## Consegne da svolgere
a) Come si traduce in inglese questa frase del testo sulla crisi climatica: «Ciò pone all’ordine del giorno, al di là degli ipocriti programmi di mitigazione varati e rimangiati dai governi, gli obiettivi dell’adattamento alle condizioni sempre più ostiche in cui si verranno a trovare gli abitanti di ogni territorio nei decenni a venire.»?
b) Come si può ridurre a un elenco puntato il paragrafo del testo sulla crisi climatica che comincia con «Le misure per l’adattamento», conservandone i fatti principali?
c) Prosegui il testo sulla crisi climatica a partire dalla sua ultima frase.

Che tutte le manifestazioni della crisi climatica e ambientale già
note siano destinate a crescere e ad approfondirsi è inevitabile anche
se i governi invertissero rotta domani; cosa che non faranno.
Ciò
pone all’ordine del giorno, al di là degli ipocriti programmi di
mitigazione varati e rimangiati dai governi, gli obiettivi
dell’adattamento alle condizioni sempre più ostiche in cui si verranno a
trovare gli abitanti di ogni territorio nei decenni a venire.
Le misure per l’adattamento sono il nesso che può collegare il globale (la crisi climatica e ambientale planetaria) e il locale (le condizioni della coesistenza in un ambiente manomesso), l’inerzia
dei governi e l’attivismo di comunità grandi e piccole che si
autorganizzano, come già oggi succede nei territori colpiti da un
disastro ambientale: per garantire comunque livelli essenziali
di mobilità, approvvigionamento, produzione, funzionamento delle reti –
energia, telecomunicazioni, acque, rifiuti – gestione comune dell’ordine
pubblico, ecc.

## Dati riportati
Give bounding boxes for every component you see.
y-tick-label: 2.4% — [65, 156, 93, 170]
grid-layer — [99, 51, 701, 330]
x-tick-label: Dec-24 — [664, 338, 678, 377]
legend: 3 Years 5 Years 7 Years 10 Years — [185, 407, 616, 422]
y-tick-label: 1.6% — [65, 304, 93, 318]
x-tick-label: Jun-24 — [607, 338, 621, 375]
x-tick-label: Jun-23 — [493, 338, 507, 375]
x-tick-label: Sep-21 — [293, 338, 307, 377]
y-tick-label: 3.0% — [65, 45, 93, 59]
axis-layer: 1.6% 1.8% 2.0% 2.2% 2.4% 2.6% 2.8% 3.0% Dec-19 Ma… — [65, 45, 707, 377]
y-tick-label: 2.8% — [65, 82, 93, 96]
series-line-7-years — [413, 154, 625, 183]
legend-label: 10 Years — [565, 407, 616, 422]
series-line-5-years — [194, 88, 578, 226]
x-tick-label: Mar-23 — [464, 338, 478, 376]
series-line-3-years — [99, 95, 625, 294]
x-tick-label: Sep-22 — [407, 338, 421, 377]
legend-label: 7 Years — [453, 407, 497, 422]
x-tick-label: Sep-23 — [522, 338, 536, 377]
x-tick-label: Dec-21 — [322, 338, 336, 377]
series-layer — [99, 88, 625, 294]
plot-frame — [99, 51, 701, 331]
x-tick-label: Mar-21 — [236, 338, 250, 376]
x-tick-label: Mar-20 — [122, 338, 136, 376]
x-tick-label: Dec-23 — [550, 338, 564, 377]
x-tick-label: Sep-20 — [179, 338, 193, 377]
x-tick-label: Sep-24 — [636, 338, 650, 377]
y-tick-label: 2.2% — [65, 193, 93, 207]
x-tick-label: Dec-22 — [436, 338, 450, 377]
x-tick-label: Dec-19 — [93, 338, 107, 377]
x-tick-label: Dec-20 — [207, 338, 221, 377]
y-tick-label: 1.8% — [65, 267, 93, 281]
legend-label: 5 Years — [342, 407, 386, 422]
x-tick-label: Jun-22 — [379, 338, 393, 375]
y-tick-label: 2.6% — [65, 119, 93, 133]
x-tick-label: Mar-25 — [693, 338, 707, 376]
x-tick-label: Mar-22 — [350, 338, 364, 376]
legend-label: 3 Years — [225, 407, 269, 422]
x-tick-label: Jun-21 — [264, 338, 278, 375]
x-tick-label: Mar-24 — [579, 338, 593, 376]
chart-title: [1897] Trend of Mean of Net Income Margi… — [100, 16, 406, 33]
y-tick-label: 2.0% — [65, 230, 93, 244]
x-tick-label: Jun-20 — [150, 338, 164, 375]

## Risposte alle consegne
a) This places on the agenda, beyond the hypocritical mitigation programs launched and then retracted by governments, the goals of adapting to the increasingly harsh conditions in which the inhabitants of every territory will find themselves in the decades to come.

b)
- Le misure per l’adattamento collegano il globale (la crisi climatica e ambientale planetaria) e il locale (la coesistenza in un ambiente manomesso).
- Collegano anche l’inerzia dei governi e l’attivismo delle comunità che si autorganizzano, come già accade nei territori colpiti da un disastro ambientale.
- Servono a garantire livelli essenziali di mobilità, approvvigionamento, produzione, funzionamento delle reti (energia, telecomunicazioni, acque, rifiuti) e gestione comune dell’ordine pubblico.

c)
In questa prospettiva, una vera accoglienza dei profughi
orientata alla piena valorizzazione della loro presenza, delle loro
culture, del loro lavoro e dei loro collegamenti con le comunità e i
territori di origine, può riprodursi e moltiplicarsi a livello
regionale, nazionale e continentale: oggi, come alternativa praticabile
alla guerra ai migranti, costosa, inconcludente, ipocrita e criminale,
quella che le destre sbandierano senza saperne né poterne venire a capo.
Domani, per garantire la convivenza tra mondi destinati altrimenti a
distruggersi reciprocamente.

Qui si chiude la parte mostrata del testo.